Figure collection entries
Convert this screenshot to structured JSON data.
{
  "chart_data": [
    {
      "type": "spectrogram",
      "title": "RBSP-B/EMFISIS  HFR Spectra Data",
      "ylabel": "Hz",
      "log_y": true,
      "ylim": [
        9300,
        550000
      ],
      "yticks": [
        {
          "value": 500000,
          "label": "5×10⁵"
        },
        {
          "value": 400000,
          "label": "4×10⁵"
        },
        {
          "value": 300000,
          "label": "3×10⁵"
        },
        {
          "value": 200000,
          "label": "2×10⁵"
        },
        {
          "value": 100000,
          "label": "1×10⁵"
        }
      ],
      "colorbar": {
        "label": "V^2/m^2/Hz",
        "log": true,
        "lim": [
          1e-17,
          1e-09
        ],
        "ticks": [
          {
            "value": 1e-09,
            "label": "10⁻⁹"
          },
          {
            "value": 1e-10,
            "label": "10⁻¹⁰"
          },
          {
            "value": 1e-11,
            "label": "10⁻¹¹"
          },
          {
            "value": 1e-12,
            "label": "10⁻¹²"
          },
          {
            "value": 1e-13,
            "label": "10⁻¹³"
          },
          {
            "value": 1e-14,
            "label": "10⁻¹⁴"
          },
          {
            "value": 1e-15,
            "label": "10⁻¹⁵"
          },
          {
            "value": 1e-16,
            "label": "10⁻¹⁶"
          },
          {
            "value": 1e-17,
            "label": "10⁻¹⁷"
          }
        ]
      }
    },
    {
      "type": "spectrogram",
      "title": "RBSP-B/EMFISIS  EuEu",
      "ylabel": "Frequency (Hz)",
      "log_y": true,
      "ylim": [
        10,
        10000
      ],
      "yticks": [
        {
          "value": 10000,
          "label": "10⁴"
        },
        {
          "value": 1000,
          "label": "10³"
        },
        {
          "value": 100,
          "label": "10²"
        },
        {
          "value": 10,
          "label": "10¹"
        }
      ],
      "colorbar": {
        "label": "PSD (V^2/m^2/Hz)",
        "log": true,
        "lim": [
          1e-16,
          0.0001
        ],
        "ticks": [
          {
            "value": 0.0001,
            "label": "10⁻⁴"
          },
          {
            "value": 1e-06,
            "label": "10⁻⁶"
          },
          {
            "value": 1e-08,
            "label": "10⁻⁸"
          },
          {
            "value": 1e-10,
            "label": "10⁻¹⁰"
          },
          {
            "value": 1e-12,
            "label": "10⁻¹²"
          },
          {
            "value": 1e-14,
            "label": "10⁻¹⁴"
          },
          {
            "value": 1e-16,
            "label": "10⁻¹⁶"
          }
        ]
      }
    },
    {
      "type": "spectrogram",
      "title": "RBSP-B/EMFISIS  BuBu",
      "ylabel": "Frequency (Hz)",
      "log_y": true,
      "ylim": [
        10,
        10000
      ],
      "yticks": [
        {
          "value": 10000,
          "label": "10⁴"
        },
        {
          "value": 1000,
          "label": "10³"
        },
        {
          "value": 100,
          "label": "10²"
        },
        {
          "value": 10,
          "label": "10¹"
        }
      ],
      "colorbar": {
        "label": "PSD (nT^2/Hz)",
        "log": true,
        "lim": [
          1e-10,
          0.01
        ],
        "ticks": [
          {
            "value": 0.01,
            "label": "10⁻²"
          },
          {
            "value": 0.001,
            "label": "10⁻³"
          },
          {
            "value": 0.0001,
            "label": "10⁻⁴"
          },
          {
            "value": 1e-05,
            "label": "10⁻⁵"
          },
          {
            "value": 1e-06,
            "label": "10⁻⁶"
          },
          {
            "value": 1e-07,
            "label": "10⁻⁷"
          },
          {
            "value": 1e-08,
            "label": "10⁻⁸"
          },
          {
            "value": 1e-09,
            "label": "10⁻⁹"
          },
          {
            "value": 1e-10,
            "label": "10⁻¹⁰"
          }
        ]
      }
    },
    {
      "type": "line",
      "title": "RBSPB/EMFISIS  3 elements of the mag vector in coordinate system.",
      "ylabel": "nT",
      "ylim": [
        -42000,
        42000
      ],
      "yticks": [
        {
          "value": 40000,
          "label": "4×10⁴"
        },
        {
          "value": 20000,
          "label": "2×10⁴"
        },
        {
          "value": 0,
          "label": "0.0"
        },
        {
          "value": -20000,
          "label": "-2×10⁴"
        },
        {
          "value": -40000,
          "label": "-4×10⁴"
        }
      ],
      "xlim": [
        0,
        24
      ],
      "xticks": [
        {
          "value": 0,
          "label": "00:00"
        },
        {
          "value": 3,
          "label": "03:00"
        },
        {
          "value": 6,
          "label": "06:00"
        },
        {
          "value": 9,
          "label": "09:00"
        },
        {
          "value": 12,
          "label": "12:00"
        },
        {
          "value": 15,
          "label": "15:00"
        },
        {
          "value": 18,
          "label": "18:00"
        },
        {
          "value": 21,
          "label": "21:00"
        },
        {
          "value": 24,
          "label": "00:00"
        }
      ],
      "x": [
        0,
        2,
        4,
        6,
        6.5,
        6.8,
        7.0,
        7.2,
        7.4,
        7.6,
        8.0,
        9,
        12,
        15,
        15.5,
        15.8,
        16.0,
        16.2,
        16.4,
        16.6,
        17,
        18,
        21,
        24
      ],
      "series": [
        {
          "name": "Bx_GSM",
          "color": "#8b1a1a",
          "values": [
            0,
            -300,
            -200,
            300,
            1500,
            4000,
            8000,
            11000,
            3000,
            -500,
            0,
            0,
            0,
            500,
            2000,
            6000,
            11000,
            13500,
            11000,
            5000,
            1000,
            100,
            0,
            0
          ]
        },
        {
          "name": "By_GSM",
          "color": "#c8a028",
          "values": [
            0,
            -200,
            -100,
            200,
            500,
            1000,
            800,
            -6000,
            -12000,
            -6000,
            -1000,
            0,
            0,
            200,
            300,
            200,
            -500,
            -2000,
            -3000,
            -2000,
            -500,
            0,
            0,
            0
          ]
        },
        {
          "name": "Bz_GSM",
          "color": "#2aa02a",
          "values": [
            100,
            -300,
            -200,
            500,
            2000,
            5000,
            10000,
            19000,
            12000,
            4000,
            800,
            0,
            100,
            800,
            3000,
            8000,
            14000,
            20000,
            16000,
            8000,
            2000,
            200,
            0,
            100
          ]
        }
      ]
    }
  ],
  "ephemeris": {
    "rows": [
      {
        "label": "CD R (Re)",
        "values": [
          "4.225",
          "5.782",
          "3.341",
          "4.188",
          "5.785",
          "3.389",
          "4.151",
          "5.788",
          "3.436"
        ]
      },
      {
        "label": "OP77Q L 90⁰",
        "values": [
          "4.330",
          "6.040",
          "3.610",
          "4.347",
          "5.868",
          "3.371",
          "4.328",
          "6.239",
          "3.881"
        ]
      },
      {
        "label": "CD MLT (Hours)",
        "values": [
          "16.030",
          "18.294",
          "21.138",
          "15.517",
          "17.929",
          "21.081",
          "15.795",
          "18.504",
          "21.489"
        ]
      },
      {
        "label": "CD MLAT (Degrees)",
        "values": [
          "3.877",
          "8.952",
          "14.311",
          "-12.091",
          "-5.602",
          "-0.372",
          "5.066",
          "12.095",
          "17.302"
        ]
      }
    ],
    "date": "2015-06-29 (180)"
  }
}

● AIM: Reproduce the listing in full. Keep it exactly as written.

● EXERCISE RESPONSE:
Convert this screenshot to structured JSON data.
{
  "chart_data": [
    {
      "type": "spectrogram",
      "title": "RBSP-B/EMFISIS  HFR Spectra Data",
      "ylabel": "Hz",
      "log_y": true,
      "ylim": [
        9300,
        550000
      ],
      "yticks": [
        {
          "value": 500000,
          "label": "5×10⁵"
        },
        {
          "value": 400000,
          "label": "4×10⁵"
        },
        {
          "value": 300000,
          "label": "3×10⁵"
        },
        {
          "value": 200000,
          "label": "2×10⁵"
        },
        {
          "value": 100000,
          "label": "1×10⁵"
        }
      ],
      "colorbar": {
        "label": "V^2/m^2/Hz",
        "log": true,
        "lim": [
          1e-17,
          1e-09
        ],
        "ticks": [
          {
            "value": 1e-09,
            "label": "10⁻⁹"
          },
          {
            "value": 1e-10,
            "label": "10⁻¹⁰"
          },
          {
            "value": 1e-11,
            "label": "10⁻¹¹"
          },
          {
            "value": 1e-12,
            "label": "10⁻¹²"
          },
          {
            "value": 1e-13,
            "label": "10⁻¹³"
          },
          {
            "value": 1e-14,
            "label": "10⁻¹⁴"
          },
          {
            "value": 1e-15,
            "label": "10⁻¹⁵"
          },
          {
            "value": 1e-16,
            "label": "10⁻¹⁶"
          },
          {
            "value": 1e-17,
            "label": "10⁻¹⁷"
          }
        ]
      }
    },
    {
      "type": "spectrogram",
      "title": "RBSP-B/EMFISIS  EuEu",
      "ylabel": "Frequency (Hz)",
      "log_y": true,
      "ylim": [
        10,
        10000
      ],
      "yticks": [
        {
          "value": 10000,
          "label": "10⁴"
        },
        {
          "value": 1000,
          "label": "10³"
        },
        {
          "value": 100,
          "label": "10²"
        },
        {
          "value": 10,
          "label": "10¹"
        }
      ],
      "colorbar": {
        "label": "PSD (V^2/m^2/Hz)",
        "log": true,
        "lim": [
          1e-16,
          0.0001
        ],
        "ticks": [
          {
            "value": 0.0001,
            "label": "10⁻⁴"
          },
          {
            "value": 1e-06,
            "label": "10⁻⁶"
          },
          {
            "value": 1e-08,
            "label": "10⁻⁸"
          },
          {
            "value": 1e-10,
            "label": "10⁻¹⁰"
          },
          {
            "value": 1e-12,
            "label": "10⁻¹²"
          },
          {
            "value": 1e-14,
            "label": "10⁻¹⁴"
          },
          {
            "value": 1e-16,
            "label": "10⁻¹⁶"
          }
        ]
      }
    },
    {
      "type": "spectrogram",
      "title": "RBSP-B/EMFISIS  BuBu",
      "ylabel": "Frequency (Hz)",
      "log_y": true,
      "ylim": [
        10,
        10000
      ],
      "yticks": [
        {
          "value": 10000,
          "label": "10⁴"
        },
        {
          "value": 1000,
          "label": "10³"
        },
        {
          "value": 100,
          "label": "10²"
        },
        {
          "value": 10,
          "label": "10¹"
        }
      ],
      "colorbar": {
        "label": "PSD (nT^2/Hz)",
        "log": true,
        "lim": [
          1e-10,
          0.01
        ],
        "ticks": [
          {
            "value": 0.01,
            "label": "10⁻²"
          },
          {
            "value": 0.001,
            "label": "10⁻³"
          },
          {
            "value": 0.0001,
            "label": "10⁻⁴"
          },
          {
            "value": 1e-05,
            "label": "10⁻⁵"
          },
          {
            "value": 1e-06,
            "label": "10⁻⁶"
          },
          {
            "value": 1e-07,
            "label": "10⁻⁷"
          },
          {
            "value": 1e-08,
            "label": "10⁻⁸"
          },
          {
            "value": 1e-09,
            "label": "10⁻⁹"
          },
          {
            "value": 1e-10,
            "label": "10⁻¹⁰"
          }
        ]
      }
    },
    {
      "type": "line",
      "title": "RBSPB/EMFISIS  3 elements of the mag vector in coordinate system.",
      "ylabel": "nT",
      "ylim": [
        -42000,
        42000
      ],
      "yticks": [
        {
          "value": 40000,
          "label": "4×10⁴"
        },
        {
          "value": 20000,
          "label": "2×10⁴"
        },
        {
          "value": 0,
          "label": "0.0"
        },
        {
          "value": -20000,
          "label": "-2×10⁴"
        },
        {
          "value": -40000,
          "label": "-4×10⁴"
        }
      ],
      "xlim": [
        0,
        24
      ],
      "xticks": [
        {
          "value": 0,
          "label": "00:00"
        },
        {
          "value": 3,
          "label": "03:00"
        },
        {
          "value": 6,
          "label": "06:00"
        },
        {
          "value": 9,
          "label": "09:00"
        },
        {
          "value": 12,
          "label": "12:00"
        },
        {
          "value": 15,
          "label": "15:00"
        },
        {
          "value": 18,
          "label": "18:00"
        },
        {
          "value": 21,
          "label": "21:00"
        },
        {
          "value": 24,
          "label": "00:00"
        }
      ],
      "x": [
        0,
        2,
        4,
        6,
        6.5,
        6.8,
        7.0,
        7.2,
        7.4,
        7.6,
        8.0,
        9,
        12,
        15,
        15.5,
        15.8,
        16.0,
        16.2,
        16.4,
        16.6,
        17,
        18,
        21,
        24
      ],
      "series": [
        {
          "name": "Bx_GSM",
          "color": "#8b1a1a",
          "values": [
            0,
            -300,
            -200,
            300,
            1500,
            4000,
            8000,
            11000,
            3000,
            -500,
            0,
            0,
            0,
            500,
            2000,
            6000,
            11000,
            13500,
            11000,
            5000,
            1000,
            100,
            0,
            0
          ]
        },
        {
          "name": "By_GSM",
          "color": "#c8a028",
          "values": [
            0,
            -200,
            -100,
            200,
            500,
            1000,
            800,
            -6000,
            -12000,
            -6000,
            -1000,
            0,
            0,
            200,
            300,
            200,
            -500,
            -2000,
            -3000,
            -2000,
            -500,
            0,
            0,
            0
          ]
        },
        {
          "name": "Bz_GSM",
          "color": "#2aa02a",
          "values": [
            100,
            -300,
            -200,
            500,
            2000,
            5000,
            10000,
            19000,
            12000,
            4000,
            800,
            0,
            100,
            800,
            3000,
            8000,
            14000,
            20000,
            16000,
            8000,
            2000,
            200,
            0,
            100
          ]
        }
      ]
    }
  ],
  "ephemeris": {
    "rows": [
      {
        "label": "CD R (Re)",
        "values": [
          "4.225",
          "5.782",
          "3.341",
          "4.188",
          "5.785",
          "3.389",
          "4.151",
          "5.788",
          "3.436"
        ]
      },
      {
        "label": "OP77Q L 90⁰",
        "values": [
          "4.330",
          "6.040",
          "3.610",
          "4.347",
          "5.868",
          "3.371",
          "4.328",
          "6.239",
          "3.881"
        ]
      },
      {
        "label": "CD MLT (Hours)",
        "values": [
          "16.030",
          "18.294",
          "21.138",
          "15.517",
          "17.929",
          "21.081",
          "15.795",
          "18.504",
          "21.489"
        ]
      },
      {
        "label": "CD MLAT (Degrees)",
        "values": [
          "3.877",
          "8.952",
          "14.311",
          "-12.091",
          "-5.602",
          "-0.372",
          "5.066",
          "12.095",
          "17.302"
        ]
      }
    ],
    "date": "2015-06-29 (180)"
  }
}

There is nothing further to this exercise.